# [Task goal]
Please copy every line of the records below character for character.

** Start Listed entries **

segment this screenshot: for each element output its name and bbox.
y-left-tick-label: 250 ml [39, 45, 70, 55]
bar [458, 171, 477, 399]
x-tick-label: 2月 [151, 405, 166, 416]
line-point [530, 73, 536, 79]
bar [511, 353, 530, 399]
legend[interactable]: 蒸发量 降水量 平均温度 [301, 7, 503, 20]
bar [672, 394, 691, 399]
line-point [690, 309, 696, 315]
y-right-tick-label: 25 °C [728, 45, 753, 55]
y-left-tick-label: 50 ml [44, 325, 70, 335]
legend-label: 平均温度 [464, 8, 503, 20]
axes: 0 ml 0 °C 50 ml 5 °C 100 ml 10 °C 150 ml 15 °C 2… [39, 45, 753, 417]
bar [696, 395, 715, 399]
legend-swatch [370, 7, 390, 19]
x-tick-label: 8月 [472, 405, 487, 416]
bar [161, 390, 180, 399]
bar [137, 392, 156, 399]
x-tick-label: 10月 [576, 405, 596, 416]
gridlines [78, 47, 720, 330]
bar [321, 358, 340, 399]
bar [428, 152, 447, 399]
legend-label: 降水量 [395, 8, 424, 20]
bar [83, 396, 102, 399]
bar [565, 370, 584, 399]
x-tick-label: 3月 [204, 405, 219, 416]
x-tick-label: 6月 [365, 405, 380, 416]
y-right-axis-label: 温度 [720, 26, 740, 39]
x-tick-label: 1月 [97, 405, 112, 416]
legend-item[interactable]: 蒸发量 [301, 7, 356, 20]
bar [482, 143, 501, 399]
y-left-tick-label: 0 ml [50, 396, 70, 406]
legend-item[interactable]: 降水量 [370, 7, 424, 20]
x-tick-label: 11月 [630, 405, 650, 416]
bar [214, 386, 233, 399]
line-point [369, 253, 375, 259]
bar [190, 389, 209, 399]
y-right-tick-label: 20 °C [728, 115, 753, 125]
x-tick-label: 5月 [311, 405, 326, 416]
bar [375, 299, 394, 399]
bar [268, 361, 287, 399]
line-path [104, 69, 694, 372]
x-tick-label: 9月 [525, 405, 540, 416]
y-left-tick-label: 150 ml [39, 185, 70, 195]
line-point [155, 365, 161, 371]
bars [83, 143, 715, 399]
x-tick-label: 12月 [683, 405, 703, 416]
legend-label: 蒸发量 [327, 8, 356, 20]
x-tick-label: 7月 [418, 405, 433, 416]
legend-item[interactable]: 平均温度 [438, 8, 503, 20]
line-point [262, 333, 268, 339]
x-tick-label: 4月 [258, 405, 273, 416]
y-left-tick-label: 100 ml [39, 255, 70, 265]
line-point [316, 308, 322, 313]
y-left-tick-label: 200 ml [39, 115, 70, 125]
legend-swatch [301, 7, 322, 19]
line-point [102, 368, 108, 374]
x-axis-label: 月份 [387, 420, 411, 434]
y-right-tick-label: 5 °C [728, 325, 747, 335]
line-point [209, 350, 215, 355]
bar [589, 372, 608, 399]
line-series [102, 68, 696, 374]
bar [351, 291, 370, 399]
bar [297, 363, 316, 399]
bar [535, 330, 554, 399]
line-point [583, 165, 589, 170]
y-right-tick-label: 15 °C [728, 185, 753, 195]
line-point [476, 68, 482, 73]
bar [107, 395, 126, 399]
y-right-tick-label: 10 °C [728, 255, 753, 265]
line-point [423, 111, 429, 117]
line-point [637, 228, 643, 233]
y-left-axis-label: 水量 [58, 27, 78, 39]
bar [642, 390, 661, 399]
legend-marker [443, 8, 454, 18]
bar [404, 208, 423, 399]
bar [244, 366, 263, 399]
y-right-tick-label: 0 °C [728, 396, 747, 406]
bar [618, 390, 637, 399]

** End Listed entries **

# [Result of this task]
segment this screenshot: for each element output its name and bbox.
y-left-tick-label: 250 ml [39, 45, 70, 55]
bar [458, 171, 477, 399]
x-tick-label: 2月 [151, 405, 166, 416]
line-point [530, 73, 536, 79]
bar [511, 353, 530, 399]
legend[interactable]: 蒸发量 降水量 平均温度 [301, 7, 503, 20]
bar [672, 394, 691, 399]
line-point [690, 309, 696, 315]
y-right-tick-label: 25 °C [728, 45, 753, 55]
y-left-tick-label: 50 ml [44, 325, 70, 335]
legend-label: 平均温度 [464, 8, 503, 20]
axes: 0 ml 0 °C 50 ml 5 °C 100 ml 10 °C 150 ml 15 °C 2… [39, 45, 753, 417]
bar [696, 395, 715, 399]
legend-swatch [370, 7, 390, 19]
x-tick-label: 8月 [472, 405, 487, 416]
bar [161, 390, 180, 399]
bar [137, 392, 156, 399]
x-tick-label: 10月 [576, 405, 596, 416]
gridlines [78, 47, 720, 330]
bar [321, 358, 340, 399]
bar [428, 152, 447, 399]
legend-label: 降水量 [395, 8, 424, 20]
bar [83, 396, 102, 399]
bar [565, 370, 584, 399]
x-tick-label: 3月 [204, 405, 219, 416]
x-tick-label: 6月 [365, 405, 380, 416]
y-right-axis-label: 温度 [720, 26, 740, 39]
x-tick-label: 1月 [97, 405, 112, 416]
legend-item[interactable]: 蒸发量 [301, 7, 356, 20]
bar [482, 143, 501, 399]
y-left-tick-label: 0 ml [50, 396, 70, 406]
legend-item[interactable]: 降水量 [370, 7, 424, 20]
x-tick-label: 11月 [630, 405, 650, 416]
bar [214, 386, 233, 399]
line-point [369, 253, 375, 259]
bar [190, 389, 209, 399]
y-right-tick-label: 20 °C [728, 115, 753, 125]
x-tick-label: 5月 [311, 405, 326, 416]
bar [375, 299, 394, 399]
bar [268, 361, 287, 399]
line-path [104, 69, 694, 372]
x-tick-label: 9月 [525, 405, 540, 416]
y-left-tick-label: 150 ml [39, 185, 70, 195]
line-point [155, 365, 161, 371]
bars [83, 143, 715, 399]
x-tick-label: 12月 [683, 405, 703, 416]
legend-label: 蒸发量 [327, 8, 356, 20]
x-tick-label: 7月 [418, 405, 433, 416]
legend-item[interactable]: 平均温度 [438, 8, 503, 20]
line-point [262, 333, 268, 339]
x-tick-label: 4月 [258, 405, 273, 416]
y-left-tick-label: 100 ml [39, 255, 70, 265]
line-point [316, 308, 322, 313]
y-left-tick-label: 200 ml [39, 115, 70, 125]
legend-swatch [301, 7, 322, 19]
line-point [102, 368, 108, 374]
x-axis-label: 月份 [387, 420, 411, 434]
y-right-tick-label: 5 °C [728, 325, 747, 335]
line-point [209, 350, 215, 355]
bar [589, 372, 608, 399]
line-series [102, 68, 696, 374]
bar [351, 291, 370, 399]
bar [297, 363, 316, 399]
bar [535, 330, 554, 399]
line-point [583, 165, 589, 170]
y-right-tick-label: 15 °C [728, 185, 753, 195]
line-point [476, 68, 482, 73]
bar [107, 395, 126, 399]
y-right-tick-label: 10 °C [728, 255, 753, 265]
line-point [423, 111, 429, 117]
line-point [637, 228, 643, 233]
y-left-axis-label: 水量 [58, 27, 78, 39]
bar [642, 390, 661, 399]
legend-marker [443, 8, 454, 18]
bar [404, 208, 423, 399]
bar [244, 366, 263, 399]
y-right-tick-label: 0 °C [728, 396, 747, 406]
bar [618, 390, 637, 399]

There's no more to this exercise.